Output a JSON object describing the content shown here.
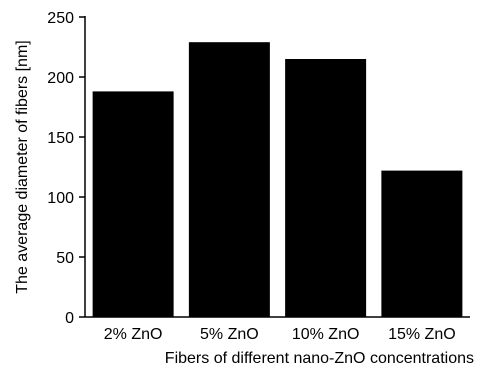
{
  "chart_data": {
    "type": "bar",
    "categories": [
      "2% ZnO",
      "5% ZnO",
      "10% ZnO",
      "15% ZnO"
    ],
    "values": [
      188,
      229,
      215,
      122
    ],
    "title": "",
    "xlabel": "Fibers of different nano-ZnO concentrations",
    "ylabel": "The average diameter of fibers [nm]",
    "ylim": [
      0,
      250
    ],
    "yticks": [
      0,
      50,
      100,
      150,
      200,
      250
    ],
    "grid": false,
    "bar_color": "#000000"
  }
}
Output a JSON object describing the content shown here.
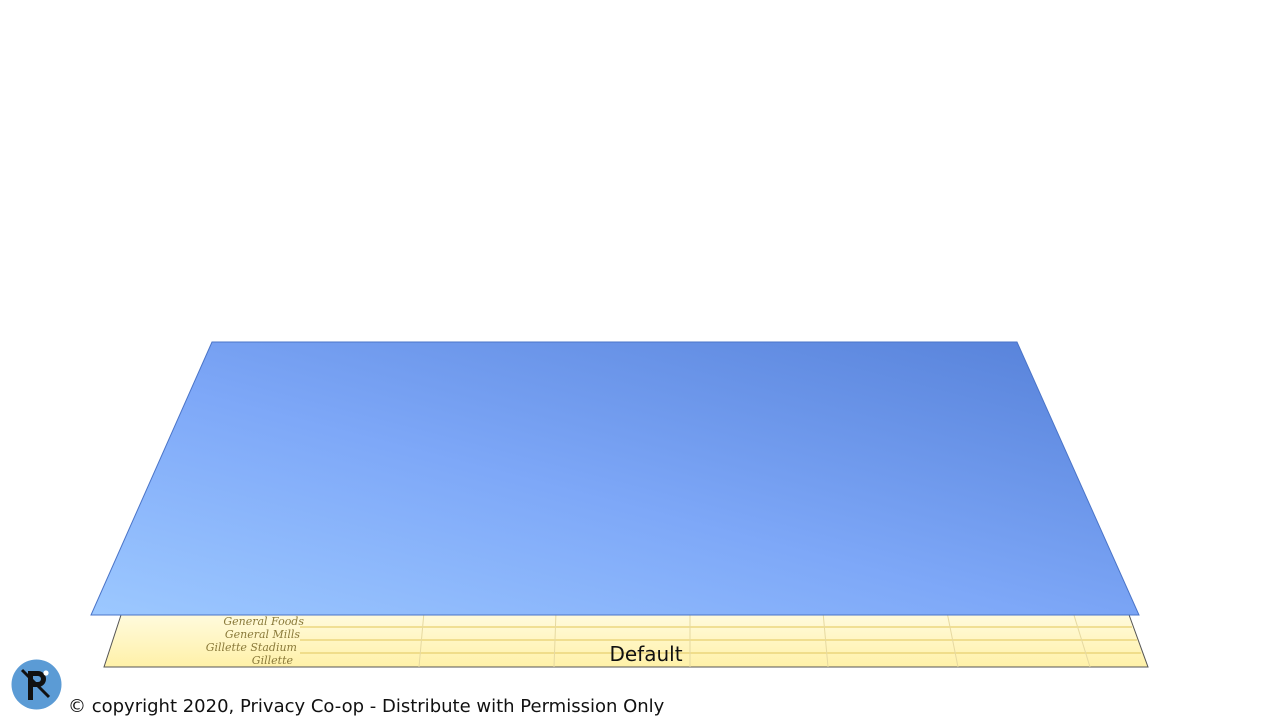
{
  "table_layer": {
    "rows": [
      {
        "label": "General Foods"
      },
      {
        "label": "General Mills"
      },
      {
        "label": "Gillette Stadium"
      },
      {
        "label": "Gillette"
      }
    ],
    "layer_label": "Default"
  },
  "overlay": {
    "gradient_start": "#9cc8ff",
    "gradient_mid": "#7ea8f8",
    "gradient_end": "#5580d8"
  },
  "footer": {
    "logo_icon": "privacy-coop-logo-icon",
    "copyright": "© copyright 2020, Privacy Co-op - Distribute with Permission Only"
  }
}
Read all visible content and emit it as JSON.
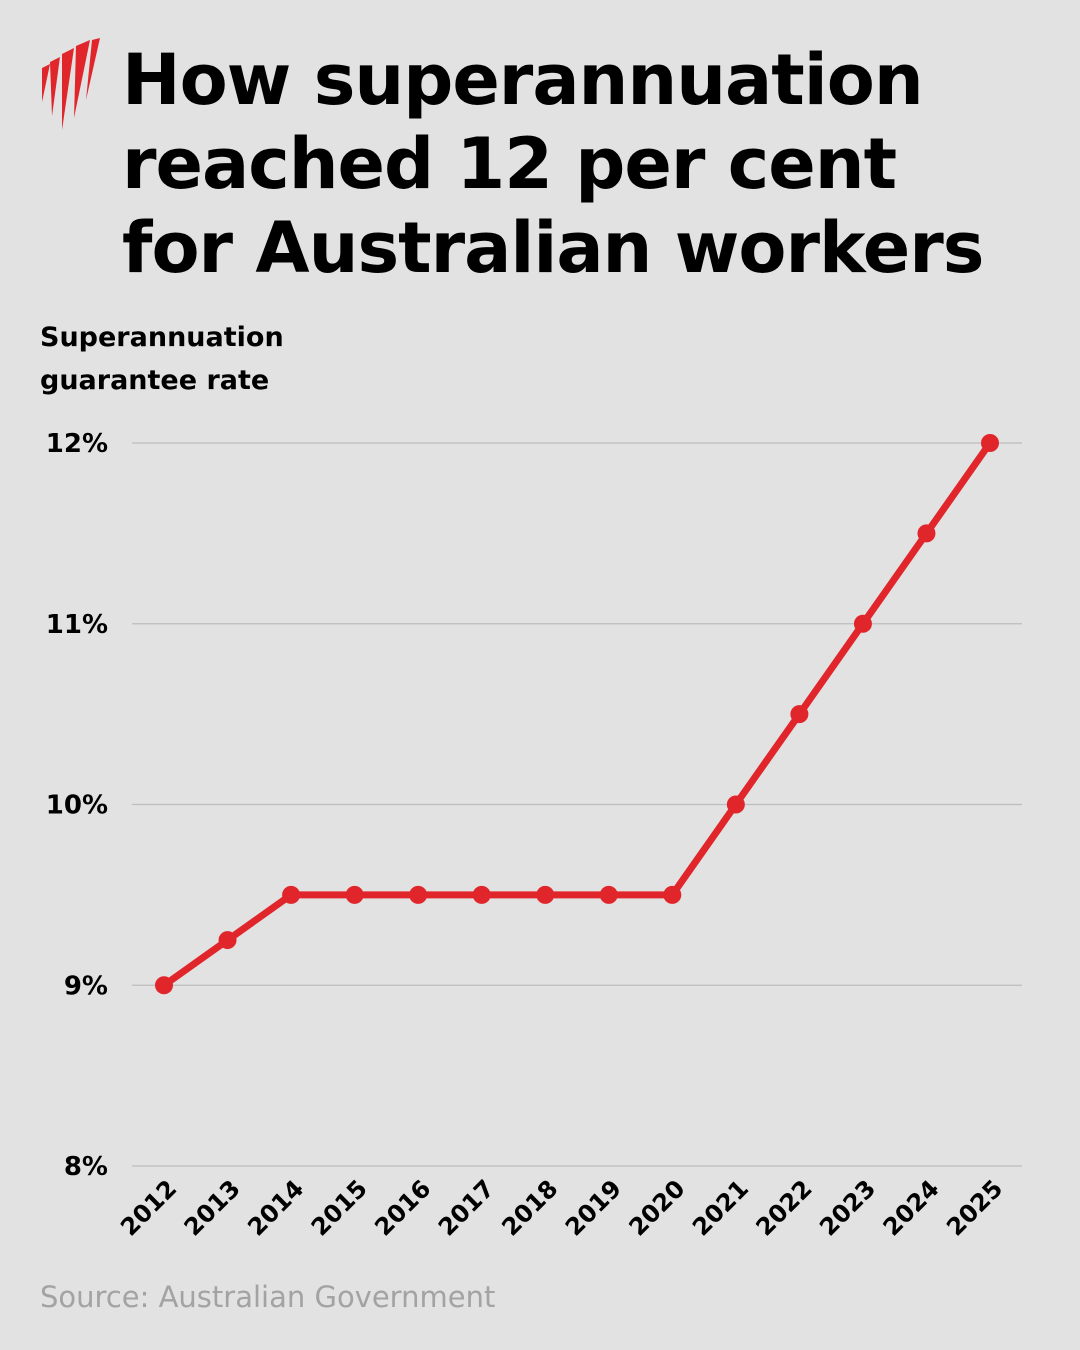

____________

» Stated problem: Each record should be quoted exactly, with the images omitted.

» Expected output:
Output a JSON object describing the content shown here.
{
  "chart_data": {
    "type": "bar",
    "categories": [
      "2% ZnO",
      "5% ZnO",
      "10% ZnO",
      "15% ZnO"
    ],
    "values": [
      188,
      229,
      215,
      122
    ],
    "title": "",
    "xlabel": "Fibers of different nano-ZnO concentrations",
    "ylabel": "The average diameter of fibers [nm]",
    "ylim": [
      0,
      250
    ],
    "yticks": [
      0,
      50,
      100,
      150,
      200,
      250
    ],
    "grid": false,
    "bar_color": "#000000"
  }
}
Output a JSON object describing the content shown here.
{
  "table_layer": {
    "rows": [
      {
        "label": "General Foods"
      },
      {
        "label": "General Mills"
      },
      {
        "label": "Gillette Stadium"
      },
      {
        "label": "Gillette"
      }
    ],
    "layer_label": "Default"
  },
  "overlay": {
    "gradient_start": "#9cc8ff",
    "gradient_mid": "#7ea8f8",
    "gradient_end": "#5580d8"
  },
  "footer": {
    "logo_icon": "privacy-coop-logo-icon",
    "copyright": "© copyright 2020, Privacy Co-op - Distribute with Permission Only"
  }
}
Read all visible content and emit it as JSON.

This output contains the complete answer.